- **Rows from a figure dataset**
====
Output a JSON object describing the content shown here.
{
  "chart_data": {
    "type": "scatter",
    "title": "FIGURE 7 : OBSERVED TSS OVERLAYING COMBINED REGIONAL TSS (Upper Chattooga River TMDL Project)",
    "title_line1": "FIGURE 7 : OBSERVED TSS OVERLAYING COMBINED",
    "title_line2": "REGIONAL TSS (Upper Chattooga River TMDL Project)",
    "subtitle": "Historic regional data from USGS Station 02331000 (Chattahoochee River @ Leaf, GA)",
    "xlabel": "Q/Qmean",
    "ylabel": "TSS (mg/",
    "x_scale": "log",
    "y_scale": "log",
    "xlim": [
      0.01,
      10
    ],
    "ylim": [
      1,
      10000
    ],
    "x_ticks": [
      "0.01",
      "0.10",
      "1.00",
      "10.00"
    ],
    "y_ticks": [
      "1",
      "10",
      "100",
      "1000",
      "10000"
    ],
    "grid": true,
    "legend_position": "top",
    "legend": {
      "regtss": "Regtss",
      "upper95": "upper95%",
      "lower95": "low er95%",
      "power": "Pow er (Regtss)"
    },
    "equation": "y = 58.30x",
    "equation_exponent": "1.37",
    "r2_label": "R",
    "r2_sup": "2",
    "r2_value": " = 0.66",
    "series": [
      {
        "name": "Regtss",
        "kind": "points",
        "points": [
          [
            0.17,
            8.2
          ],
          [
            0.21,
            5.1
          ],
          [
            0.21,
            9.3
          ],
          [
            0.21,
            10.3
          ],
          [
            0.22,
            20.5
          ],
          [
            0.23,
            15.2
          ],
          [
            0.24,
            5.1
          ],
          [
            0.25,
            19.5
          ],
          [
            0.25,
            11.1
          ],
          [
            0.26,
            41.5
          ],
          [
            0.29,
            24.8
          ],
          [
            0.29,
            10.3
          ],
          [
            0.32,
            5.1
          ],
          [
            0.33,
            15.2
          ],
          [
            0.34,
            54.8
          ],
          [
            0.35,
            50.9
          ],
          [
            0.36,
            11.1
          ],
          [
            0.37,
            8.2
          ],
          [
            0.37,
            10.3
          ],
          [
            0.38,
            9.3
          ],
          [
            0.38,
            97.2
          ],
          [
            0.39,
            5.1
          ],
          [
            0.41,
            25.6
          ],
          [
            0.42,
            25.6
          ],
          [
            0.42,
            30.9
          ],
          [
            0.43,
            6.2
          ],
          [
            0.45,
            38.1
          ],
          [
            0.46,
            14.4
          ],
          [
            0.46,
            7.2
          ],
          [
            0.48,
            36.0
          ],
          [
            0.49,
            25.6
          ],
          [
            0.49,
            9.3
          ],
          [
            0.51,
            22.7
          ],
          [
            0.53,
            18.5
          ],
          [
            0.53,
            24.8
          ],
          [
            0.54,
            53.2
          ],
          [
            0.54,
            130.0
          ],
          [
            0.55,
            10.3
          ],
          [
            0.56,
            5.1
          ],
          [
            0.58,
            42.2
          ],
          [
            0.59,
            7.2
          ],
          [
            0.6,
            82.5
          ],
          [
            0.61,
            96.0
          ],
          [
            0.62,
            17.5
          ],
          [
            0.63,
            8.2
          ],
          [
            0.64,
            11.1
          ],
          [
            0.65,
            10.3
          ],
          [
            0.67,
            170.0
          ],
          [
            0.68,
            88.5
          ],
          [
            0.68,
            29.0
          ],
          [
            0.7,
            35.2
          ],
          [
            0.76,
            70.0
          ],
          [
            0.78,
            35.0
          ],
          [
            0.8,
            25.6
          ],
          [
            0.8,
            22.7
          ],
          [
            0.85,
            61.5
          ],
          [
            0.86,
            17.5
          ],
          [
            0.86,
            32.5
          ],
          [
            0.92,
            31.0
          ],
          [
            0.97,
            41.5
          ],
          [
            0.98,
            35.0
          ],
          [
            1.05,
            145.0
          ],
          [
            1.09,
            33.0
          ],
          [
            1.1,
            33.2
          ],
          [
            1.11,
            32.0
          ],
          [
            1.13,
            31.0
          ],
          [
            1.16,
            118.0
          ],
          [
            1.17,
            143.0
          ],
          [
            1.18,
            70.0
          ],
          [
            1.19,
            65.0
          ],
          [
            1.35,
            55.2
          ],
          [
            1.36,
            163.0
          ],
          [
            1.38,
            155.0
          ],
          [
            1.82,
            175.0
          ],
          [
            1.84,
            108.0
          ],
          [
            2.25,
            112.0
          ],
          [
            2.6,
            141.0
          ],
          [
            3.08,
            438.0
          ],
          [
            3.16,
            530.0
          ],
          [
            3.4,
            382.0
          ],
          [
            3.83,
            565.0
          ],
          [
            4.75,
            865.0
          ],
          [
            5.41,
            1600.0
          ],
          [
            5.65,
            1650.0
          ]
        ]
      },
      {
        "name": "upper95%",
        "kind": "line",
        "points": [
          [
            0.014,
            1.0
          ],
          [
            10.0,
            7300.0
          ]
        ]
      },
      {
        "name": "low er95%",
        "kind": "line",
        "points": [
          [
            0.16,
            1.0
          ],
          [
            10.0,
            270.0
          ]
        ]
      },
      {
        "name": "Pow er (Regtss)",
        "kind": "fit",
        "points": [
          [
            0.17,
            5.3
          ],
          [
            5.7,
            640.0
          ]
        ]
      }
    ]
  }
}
====
- **WHAT THE TASK REQUIRES**
Repeat the preceding lines exactly, please, every one of them.

- **ANSWER FOR THIS EXERCISE**
Output a JSON object describing the content shown here.
{
  "chart_data": {
    "type": "scatter",
    "title": "FIGURE 7 : OBSERVED TSS OVERLAYING COMBINED REGIONAL TSS (Upper Chattooga River TMDL Project)",
    "title_line1": "FIGURE 7 : OBSERVED TSS OVERLAYING COMBINED",
    "title_line2": "REGIONAL TSS (Upper Chattooga River TMDL Project)",
    "subtitle": "Historic regional data from USGS Station 02331000 (Chattahoochee River @ Leaf, GA)",
    "xlabel": "Q/Qmean",
    "ylabel": "TSS (mg/",
    "x_scale": "log",
    "y_scale": "log",
    "xlim": [
      0.01,
      10
    ],
    "ylim": [
      1,
      10000
    ],
    "x_ticks": [
      "0.01",
      "0.10",
      "1.00",
      "10.00"
    ],
    "y_ticks": [
      "1",
      "10",
      "100",
      "1000",
      "10000"
    ],
    "grid": true,
    "legend_position": "top",
    "legend": {
      "regtss": "Regtss",
      "upper95": "upper95%",
      "lower95": "low er95%",
      "power": "Pow er (Regtss)"
    },
    "equation": "y = 58.30x",
    "equation_exponent": "1.37",
    "r2_label": "R",
    "r2_sup": "2",
    "r2_value": " = 0.66",
    "series": [
      {
        "name": "Regtss",
        "kind": "points",
        "points": [
          [
            0.17,
            8.2
          ],
          [
            0.21,
            5.1
          ],
          [
            0.21,
            9.3
          ],
          [
            0.21,
            10.3
          ],
          [
            0.22,
            20.5
          ],
          [
            0.23,
            15.2
          ],
          [
            0.24,
            5.1
          ],
          [
            0.25,
            19.5
          ],
          [
            0.25,
            11.1
          ],
          [
            0.26,
            41.5
          ],
          [
            0.29,
            24.8
          ],
          [
            0.29,
            10.3
          ],
          [
            0.32,
            5.1
          ],
          [
            0.33,
            15.2
          ],
          [
            0.34,
            54.8
          ],
          [
            0.35,
            50.9
          ],
          [
            0.36,
            11.1
          ],
          [
            0.37,
            8.2
          ],
          [
            0.37,
            10.3
          ],
          [
            0.38,
            9.3
          ],
          [
            0.38,
            97.2
          ],
          [
            0.39,
            5.1
          ],
          [
            0.41,
            25.6
          ],
          [
            0.42,
            25.6
          ],
          [
            0.42,
            30.9
          ],
          [
            0.43,
            6.2
          ],
          [
            0.45,
            38.1
          ],
          [
            0.46,
            14.4
          ],
          [
            0.46,
            7.2
          ],
          [
            0.48,
            36.0
          ],
          [
            0.49,
            25.6
          ],
          [
            0.49,
            9.3
          ],
          [
            0.51,
            22.7
          ],
          [
            0.53,
            18.5
          ],
          [
            0.53,
            24.8
          ],
          [
            0.54,
            53.2
          ],
          [
            0.54,
            130.0
          ],
          [
            0.55,
            10.3
          ],
          [
            0.56,
            5.1
          ],
          [
            0.58,
            42.2
          ],
          [
            0.59,
            7.2
          ],
          [
            0.6,
            82.5
          ],
          [
            0.61,
            96.0
          ],
          [
            0.62,
            17.5
          ],
          [
            0.63,
            8.2
          ],
          [
            0.64,
            11.1
          ],
          [
            0.65,
            10.3
          ],
          [
            0.67,
            170.0
          ],
          [
            0.68,
            88.5
          ],
          [
            0.68,
            29.0
          ],
          [
            0.7,
            35.2
          ],
          [
            0.76,
            70.0
          ],
          [
            0.78,
            35.0
          ],
          [
            0.8,
            25.6
          ],
          [
            0.8,
            22.7
          ],
          [
            0.85,
            61.5
          ],
          [
            0.86,
            17.5
          ],
          [
            0.86,
            32.5
          ],
          [
            0.92,
            31.0
          ],
          [
            0.97,
            41.5
          ],
          [
            0.98,
            35.0
          ],
          [
            1.05,
            145.0
          ],
          [
            1.09,
            33.0
          ],
          [
            1.1,
            33.2
          ],
          [
            1.11,
            32.0
          ],
          [
            1.13,
            31.0
          ],
          [
            1.16,
            118.0
          ],
          [
            1.17,
            143.0
          ],
          [
            1.18,
            70.0
          ],
          [
            1.19,
            65.0
          ],
          [
            1.35,
            55.2
          ],
          [
            1.36,
            163.0
          ],
          [
            1.38,
            155.0
          ],
          [
            1.82,
            175.0
          ],
          [
            1.84,
            108.0
          ],
          [
            2.25,
            112.0
          ],
          [
            2.6,
            141.0
          ],
          [
            3.08,
            438.0
          ],
          [
            3.16,
            530.0
          ],
          [
            3.4,
            382.0
          ],
          [
            3.83,
            565.0
          ],
          [
            4.75,
            865.0
          ],
          [
            5.41,
            1600.0
          ],
          [
            5.65,
            1650.0
          ]
        ]
      },
      {
        "name": "upper95%",
        "kind": "line",
        "points": [
          [
            0.014,
            1.0
          ],
          [
            10.0,
            7300.0
          ]
        ]
      },
      {
        "name": "low er95%",
        "kind": "line",
        "points": [
          [
            0.16,
            1.0
          ],
          [
            10.0,
            270.0
          ]
        ]
      },
      {
        "name": "Pow er (Regtss)",
        "kind": "fit",
        "points": [
          [
            0.17,
            5.3
          ],
          [
            5.7,
            640.0
          ]
        ]
      }
    ]
  }
}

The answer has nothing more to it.